> _Arbeitsanweisungen_
• a. Womit fügte Dädalus laut dem Text über Icarus die Flügel zusammen?
• b. Schreiben Sie den Text über Icarus im Anschluss an seinen letzten Satz weiter.

Icarus war ein Sohn des Dädalus, die beide in dem von letzterm gebauten Irrgarten eingeschlossen wurden. Um daraus durch die Luft fortzufliegen, machte der Vater sich un dem Sohne mit Wachse zusammengefügte Flügel. Icarus flog, wider des Vaters Warnung, zu hoch gegen die Sonne, die ihm die Flügel schmelzte, daß er ins Meer herunter stürzte.

> _Gegebene Angaben_
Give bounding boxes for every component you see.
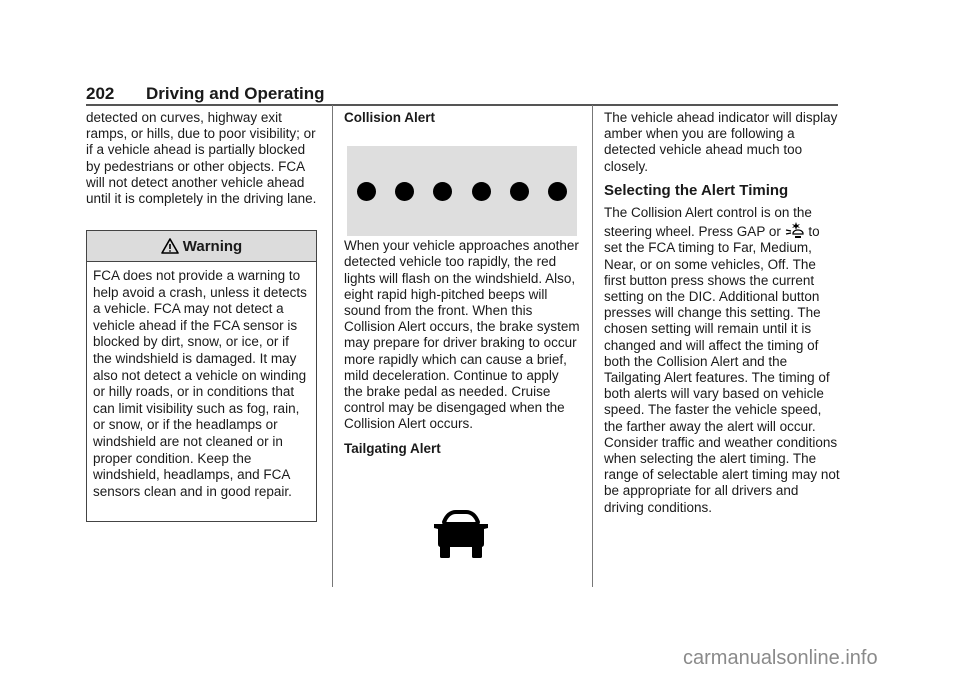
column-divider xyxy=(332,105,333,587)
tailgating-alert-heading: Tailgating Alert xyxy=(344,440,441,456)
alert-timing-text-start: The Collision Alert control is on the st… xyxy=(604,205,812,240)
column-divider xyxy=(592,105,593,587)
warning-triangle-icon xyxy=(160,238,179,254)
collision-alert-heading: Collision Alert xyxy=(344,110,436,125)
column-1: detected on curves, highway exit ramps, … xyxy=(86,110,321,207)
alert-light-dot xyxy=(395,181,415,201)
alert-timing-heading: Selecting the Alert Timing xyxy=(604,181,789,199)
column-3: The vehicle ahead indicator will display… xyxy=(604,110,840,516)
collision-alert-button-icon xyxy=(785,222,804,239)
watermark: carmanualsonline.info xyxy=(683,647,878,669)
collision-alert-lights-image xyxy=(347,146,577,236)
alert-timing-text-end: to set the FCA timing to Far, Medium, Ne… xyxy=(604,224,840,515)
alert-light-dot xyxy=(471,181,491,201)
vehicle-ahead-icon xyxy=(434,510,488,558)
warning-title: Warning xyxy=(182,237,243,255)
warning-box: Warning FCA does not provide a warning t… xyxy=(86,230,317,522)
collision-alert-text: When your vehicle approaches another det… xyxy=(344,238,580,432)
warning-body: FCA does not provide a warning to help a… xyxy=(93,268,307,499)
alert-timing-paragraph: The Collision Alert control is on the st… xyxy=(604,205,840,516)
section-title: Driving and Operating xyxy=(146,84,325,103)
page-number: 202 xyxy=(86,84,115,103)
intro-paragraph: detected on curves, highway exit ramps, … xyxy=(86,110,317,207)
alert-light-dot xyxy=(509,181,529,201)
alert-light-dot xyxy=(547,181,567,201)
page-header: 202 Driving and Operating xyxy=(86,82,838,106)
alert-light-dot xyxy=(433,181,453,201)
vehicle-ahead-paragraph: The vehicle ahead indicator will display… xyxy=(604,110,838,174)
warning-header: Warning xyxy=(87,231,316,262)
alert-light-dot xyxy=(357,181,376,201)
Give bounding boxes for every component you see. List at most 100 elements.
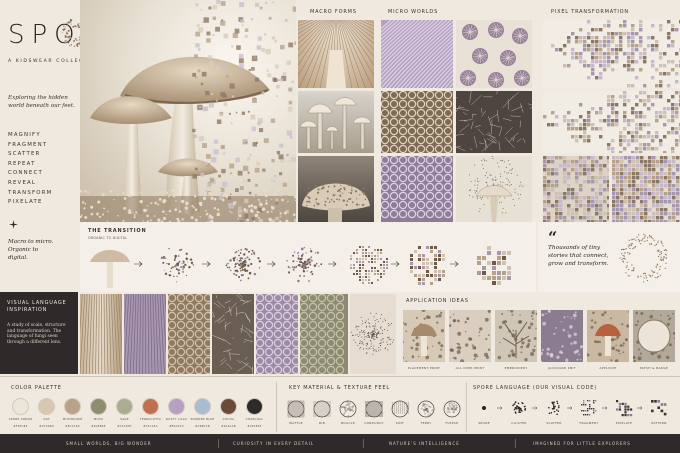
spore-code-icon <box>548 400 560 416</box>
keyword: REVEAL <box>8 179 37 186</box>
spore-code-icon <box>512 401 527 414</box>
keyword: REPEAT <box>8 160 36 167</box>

> _Musterlösungen_
• a. Mit Wachs.

• b.
Bey Durchlesung dieses Gesangs richte man zugleich seine Gedanken auf die wahre Beschaffenheit eines arglistigen Betrügers überhaupt, sodann auf den ersten Anschein, und folgenden Zustand eines in die See gehenden Schiffes, ferner auf den ersten Anblick und das allmählige Bezeigen eines reichen Wucherers, wie auch auf den Zustand solcher Personen, die sich in der Verlegenheit befinden, welche sie nöthiget, entweder zu einem solchen wucherischen Thiere ihre Zuflucht zu nehmen, oder zu Schiffe ihr Heil zu versuchen. So zeigen die Worte dieses Gesangs viele Sachen zugleich an, und so, daß alle Ausdrücke diesen mehrern Sachen vollkommen angemessen sind. Und das heißt auf eine sinnreiche Art mit wenigem viel gesagt.